REQUIRED WORK: Reproduce the lines of the data verbatim, from its first line through the line that contains "y-axis-label: Vertical displacement — [66, 647, 81, 770]", with both of those lines included.

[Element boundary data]
---*---

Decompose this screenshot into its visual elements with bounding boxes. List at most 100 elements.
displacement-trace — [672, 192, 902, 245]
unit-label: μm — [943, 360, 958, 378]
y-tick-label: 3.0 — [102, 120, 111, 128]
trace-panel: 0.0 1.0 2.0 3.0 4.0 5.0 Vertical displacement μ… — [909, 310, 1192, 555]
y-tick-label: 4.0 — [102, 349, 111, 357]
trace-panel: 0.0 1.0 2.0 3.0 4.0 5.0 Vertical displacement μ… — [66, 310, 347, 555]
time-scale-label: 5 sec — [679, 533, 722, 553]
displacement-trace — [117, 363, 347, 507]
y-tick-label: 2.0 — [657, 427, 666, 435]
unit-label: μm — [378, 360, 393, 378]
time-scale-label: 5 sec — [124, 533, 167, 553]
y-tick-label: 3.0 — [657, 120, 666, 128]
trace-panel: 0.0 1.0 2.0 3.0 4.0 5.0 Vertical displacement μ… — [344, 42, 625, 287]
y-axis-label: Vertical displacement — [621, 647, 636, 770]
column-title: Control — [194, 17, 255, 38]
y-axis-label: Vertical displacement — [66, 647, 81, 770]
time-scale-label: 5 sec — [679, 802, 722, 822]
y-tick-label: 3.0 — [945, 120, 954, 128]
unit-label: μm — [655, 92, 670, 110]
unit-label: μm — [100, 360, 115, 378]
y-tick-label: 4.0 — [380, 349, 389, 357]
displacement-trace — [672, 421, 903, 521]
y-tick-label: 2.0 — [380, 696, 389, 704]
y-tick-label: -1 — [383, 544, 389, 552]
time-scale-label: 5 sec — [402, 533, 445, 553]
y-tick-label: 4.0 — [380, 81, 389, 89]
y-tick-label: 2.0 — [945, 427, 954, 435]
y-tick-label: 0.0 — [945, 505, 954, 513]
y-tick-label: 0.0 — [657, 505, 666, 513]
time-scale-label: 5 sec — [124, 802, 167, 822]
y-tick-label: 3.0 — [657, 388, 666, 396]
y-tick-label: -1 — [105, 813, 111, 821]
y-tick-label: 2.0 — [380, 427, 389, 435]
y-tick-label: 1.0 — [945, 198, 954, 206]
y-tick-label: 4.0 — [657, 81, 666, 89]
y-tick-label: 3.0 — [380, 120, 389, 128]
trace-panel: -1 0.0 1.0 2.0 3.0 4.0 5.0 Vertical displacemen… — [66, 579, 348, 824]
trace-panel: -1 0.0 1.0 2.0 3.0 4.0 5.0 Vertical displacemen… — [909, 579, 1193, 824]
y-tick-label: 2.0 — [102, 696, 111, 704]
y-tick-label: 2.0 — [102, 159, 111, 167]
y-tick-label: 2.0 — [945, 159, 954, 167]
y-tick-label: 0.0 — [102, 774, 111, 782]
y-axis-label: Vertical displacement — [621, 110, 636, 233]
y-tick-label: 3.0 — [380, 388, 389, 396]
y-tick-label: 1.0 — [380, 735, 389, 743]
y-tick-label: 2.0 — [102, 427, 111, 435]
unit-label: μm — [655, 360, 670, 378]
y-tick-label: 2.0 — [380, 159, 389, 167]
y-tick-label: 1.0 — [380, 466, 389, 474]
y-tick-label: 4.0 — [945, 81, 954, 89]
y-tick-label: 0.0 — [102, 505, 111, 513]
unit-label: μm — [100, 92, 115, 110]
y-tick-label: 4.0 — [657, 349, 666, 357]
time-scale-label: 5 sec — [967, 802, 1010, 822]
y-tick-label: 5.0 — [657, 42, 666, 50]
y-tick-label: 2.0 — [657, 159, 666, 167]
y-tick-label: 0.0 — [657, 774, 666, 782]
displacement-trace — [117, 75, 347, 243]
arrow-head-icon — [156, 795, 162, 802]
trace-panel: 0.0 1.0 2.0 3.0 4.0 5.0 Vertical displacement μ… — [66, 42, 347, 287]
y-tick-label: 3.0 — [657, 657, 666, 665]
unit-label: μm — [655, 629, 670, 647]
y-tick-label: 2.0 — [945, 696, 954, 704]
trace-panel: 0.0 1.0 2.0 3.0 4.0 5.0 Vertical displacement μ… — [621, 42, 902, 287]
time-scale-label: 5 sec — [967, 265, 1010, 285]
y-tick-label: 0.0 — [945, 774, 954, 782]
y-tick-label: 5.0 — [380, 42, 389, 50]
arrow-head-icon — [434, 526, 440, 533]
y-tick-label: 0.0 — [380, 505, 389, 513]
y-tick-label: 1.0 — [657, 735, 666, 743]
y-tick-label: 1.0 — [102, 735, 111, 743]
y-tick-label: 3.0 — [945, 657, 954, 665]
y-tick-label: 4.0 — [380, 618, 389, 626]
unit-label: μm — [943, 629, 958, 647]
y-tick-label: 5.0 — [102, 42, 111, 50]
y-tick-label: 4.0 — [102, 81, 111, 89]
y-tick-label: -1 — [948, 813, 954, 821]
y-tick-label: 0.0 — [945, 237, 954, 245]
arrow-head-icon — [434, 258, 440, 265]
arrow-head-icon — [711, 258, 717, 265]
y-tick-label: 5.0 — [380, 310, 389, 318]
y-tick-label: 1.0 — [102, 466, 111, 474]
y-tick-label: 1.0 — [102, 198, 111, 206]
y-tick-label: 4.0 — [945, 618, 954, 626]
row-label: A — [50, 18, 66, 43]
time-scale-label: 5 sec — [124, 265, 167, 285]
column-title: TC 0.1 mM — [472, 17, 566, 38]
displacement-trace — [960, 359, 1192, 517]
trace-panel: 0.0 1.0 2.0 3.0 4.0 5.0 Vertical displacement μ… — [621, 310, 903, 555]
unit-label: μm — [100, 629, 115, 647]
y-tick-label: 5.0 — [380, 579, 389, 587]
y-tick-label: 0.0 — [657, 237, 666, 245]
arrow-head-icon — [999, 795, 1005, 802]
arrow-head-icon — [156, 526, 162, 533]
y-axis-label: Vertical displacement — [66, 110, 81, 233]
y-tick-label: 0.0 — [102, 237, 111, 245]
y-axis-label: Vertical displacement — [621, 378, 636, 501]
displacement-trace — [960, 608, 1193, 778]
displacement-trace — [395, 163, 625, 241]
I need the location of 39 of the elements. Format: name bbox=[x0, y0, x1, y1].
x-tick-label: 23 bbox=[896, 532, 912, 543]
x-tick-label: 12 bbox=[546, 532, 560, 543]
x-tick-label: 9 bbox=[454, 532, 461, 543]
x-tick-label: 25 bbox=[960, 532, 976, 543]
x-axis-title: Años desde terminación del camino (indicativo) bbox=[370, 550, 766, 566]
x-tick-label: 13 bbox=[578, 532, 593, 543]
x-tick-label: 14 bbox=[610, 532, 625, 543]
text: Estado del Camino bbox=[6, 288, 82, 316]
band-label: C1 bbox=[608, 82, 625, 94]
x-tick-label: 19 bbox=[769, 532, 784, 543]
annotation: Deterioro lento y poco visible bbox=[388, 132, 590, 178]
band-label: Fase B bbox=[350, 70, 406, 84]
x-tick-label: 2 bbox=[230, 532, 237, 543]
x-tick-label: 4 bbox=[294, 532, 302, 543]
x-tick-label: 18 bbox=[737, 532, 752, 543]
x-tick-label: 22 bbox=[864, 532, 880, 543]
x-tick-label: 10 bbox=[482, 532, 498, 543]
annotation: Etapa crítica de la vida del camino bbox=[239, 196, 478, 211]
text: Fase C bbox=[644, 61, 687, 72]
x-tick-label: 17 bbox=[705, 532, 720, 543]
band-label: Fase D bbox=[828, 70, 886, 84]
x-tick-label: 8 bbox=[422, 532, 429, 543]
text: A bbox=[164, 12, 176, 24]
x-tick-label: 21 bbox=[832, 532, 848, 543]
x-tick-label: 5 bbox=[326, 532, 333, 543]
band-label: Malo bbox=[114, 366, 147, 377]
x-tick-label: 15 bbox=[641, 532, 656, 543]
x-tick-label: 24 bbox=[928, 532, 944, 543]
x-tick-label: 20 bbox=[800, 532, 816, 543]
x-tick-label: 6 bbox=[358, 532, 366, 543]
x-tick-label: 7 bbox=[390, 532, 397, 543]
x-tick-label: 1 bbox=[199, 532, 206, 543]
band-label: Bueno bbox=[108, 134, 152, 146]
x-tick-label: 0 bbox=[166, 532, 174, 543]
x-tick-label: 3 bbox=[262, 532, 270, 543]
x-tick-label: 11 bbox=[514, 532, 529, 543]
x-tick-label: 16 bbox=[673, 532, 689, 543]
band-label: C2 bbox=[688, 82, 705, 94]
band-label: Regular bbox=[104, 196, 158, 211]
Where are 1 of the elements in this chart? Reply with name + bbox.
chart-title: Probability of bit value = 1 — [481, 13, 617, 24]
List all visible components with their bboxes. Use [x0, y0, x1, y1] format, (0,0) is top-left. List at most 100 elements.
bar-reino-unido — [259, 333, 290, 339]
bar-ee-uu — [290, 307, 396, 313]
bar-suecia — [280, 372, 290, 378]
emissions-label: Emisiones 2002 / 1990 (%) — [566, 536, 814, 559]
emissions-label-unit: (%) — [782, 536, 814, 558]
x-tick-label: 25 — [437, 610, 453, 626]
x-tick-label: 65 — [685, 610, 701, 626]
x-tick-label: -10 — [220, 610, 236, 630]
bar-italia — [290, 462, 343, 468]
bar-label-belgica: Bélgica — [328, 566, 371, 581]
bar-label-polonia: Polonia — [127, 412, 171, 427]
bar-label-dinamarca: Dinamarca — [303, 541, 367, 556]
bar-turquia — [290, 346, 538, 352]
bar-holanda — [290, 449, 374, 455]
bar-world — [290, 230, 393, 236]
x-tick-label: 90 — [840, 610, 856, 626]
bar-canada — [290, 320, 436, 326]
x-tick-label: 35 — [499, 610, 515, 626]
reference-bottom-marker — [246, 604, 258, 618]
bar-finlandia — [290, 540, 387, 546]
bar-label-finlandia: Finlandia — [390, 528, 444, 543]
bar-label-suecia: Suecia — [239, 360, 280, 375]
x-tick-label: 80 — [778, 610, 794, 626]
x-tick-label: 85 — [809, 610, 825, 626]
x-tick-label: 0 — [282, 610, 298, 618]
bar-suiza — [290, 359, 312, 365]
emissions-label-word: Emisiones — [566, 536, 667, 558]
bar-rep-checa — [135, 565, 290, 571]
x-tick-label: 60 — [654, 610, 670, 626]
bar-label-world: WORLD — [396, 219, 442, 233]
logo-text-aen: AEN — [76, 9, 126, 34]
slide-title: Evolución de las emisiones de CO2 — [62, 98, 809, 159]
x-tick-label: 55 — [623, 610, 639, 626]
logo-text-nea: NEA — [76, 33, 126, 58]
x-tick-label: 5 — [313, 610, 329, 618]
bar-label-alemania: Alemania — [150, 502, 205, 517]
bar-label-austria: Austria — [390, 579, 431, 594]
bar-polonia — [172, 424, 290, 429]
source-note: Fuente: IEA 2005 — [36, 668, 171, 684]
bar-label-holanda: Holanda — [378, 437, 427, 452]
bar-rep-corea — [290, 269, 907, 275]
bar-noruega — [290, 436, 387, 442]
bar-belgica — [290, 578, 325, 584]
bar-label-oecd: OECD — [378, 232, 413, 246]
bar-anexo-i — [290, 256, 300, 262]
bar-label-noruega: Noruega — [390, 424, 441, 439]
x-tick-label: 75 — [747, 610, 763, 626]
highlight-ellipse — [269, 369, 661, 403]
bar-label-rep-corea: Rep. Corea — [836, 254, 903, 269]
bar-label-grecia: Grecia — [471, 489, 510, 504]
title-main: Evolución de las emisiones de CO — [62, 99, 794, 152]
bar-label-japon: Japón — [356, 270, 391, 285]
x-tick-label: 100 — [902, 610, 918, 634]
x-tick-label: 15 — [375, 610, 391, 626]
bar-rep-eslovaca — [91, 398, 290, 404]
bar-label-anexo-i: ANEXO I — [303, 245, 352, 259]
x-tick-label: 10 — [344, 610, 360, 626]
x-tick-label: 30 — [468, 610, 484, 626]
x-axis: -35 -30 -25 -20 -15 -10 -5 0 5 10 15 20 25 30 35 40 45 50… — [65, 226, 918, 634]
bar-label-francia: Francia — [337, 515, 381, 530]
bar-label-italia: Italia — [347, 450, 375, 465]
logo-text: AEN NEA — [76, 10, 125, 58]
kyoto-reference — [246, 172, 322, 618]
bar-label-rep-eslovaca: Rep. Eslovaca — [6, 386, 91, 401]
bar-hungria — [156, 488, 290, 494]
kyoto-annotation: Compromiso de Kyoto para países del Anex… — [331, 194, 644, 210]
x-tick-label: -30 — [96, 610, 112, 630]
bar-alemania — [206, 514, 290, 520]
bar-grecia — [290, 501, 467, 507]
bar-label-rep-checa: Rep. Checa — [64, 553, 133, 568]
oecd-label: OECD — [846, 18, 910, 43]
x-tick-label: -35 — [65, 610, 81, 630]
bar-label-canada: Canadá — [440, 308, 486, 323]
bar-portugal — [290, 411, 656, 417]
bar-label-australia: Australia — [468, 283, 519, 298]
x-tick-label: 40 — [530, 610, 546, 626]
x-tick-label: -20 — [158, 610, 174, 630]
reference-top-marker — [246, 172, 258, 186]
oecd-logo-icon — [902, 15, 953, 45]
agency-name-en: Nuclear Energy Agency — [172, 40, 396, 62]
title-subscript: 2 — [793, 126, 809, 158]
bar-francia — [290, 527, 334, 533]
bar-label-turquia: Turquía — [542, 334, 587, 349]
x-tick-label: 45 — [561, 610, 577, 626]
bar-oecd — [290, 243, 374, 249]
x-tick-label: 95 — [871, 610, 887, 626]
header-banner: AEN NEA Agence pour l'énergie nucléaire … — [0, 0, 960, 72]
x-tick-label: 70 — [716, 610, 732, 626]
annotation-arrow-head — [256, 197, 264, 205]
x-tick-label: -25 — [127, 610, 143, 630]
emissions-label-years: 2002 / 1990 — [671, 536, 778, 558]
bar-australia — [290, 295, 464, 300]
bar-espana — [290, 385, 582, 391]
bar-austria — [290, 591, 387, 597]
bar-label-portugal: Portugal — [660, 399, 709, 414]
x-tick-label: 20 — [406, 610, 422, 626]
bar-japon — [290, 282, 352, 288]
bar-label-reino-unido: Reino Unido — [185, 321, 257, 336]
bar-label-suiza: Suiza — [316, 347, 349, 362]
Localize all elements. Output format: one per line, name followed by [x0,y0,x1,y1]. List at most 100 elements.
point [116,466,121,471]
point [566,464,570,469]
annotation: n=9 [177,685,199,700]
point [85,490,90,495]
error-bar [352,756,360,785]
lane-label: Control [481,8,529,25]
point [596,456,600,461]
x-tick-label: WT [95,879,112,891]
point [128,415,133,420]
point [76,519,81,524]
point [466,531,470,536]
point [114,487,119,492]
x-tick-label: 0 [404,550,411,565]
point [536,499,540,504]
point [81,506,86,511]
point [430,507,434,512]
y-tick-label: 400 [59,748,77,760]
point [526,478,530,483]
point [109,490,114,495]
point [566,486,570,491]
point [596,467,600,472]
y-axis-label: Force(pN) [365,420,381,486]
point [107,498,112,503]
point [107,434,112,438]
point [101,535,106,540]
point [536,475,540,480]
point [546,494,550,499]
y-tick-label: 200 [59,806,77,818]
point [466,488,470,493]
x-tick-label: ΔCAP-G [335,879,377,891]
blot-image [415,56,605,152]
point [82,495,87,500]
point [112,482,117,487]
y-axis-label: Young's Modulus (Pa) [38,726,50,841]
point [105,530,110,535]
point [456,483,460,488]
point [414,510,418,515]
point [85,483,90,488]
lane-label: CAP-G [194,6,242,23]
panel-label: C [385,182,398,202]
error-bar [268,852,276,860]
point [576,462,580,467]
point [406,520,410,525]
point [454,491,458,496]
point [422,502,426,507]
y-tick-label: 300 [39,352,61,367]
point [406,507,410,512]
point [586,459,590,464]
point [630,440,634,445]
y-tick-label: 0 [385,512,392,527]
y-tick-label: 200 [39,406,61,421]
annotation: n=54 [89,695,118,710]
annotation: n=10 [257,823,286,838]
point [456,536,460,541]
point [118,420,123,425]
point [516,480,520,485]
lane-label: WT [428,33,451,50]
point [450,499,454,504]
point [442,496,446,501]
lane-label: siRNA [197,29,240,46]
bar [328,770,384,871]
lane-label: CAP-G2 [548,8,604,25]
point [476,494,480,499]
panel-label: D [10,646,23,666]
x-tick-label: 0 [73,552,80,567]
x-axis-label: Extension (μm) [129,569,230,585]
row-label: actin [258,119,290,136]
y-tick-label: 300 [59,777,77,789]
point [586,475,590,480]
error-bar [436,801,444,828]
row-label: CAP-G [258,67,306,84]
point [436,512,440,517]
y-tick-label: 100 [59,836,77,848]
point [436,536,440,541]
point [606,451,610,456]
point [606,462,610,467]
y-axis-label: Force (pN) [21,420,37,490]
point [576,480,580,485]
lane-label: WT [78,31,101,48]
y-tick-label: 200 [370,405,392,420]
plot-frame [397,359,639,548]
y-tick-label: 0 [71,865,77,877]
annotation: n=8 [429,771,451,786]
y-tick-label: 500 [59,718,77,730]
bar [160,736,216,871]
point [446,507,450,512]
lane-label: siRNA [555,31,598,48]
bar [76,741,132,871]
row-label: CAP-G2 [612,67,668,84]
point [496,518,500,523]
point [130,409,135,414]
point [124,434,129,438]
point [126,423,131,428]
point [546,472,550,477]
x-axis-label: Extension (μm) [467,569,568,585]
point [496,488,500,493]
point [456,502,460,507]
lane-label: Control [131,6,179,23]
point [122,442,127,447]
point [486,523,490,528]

---*---

WORKED ANSWER:
Decompose this screenshot into its visual elements with bounding boxes. List at most 100 elements.
displacement-trace — [672, 192, 902, 245]
unit-label: μm — [943, 360, 958, 378]
y-tick-label: 3.0 — [102, 120, 111, 128]
trace-panel: 0.0 1.0 2.0 3.0 4.0 5.0 Vertical displacement μ… — [909, 310, 1192, 555]
y-tick-label: 4.0 — [102, 349, 111, 357]
trace-panel: 0.0 1.0 2.0 3.0 4.0 5.0 Vertical displacement μ… — [66, 310, 347, 555]
time-scale-label: 5 sec — [679, 533, 722, 553]
displacement-trace — [117, 363, 347, 507]
y-tick-label: 2.0 — [657, 427, 666, 435]
unit-label: μm — [378, 360, 393, 378]
time-scale-label: 5 sec — [124, 533, 167, 553]
y-tick-label: 3.0 — [657, 120, 666, 128]
trace-panel: 0.0 1.0 2.0 3.0 4.0 5.0 Vertical displacement μ… — [344, 42, 625, 287]
y-axis-label: Vertical displacement — [621, 647, 636, 770]
column-title: Control — [194, 17, 255, 38]
y-axis-label: Vertical displacement — [66, 647, 81, 770]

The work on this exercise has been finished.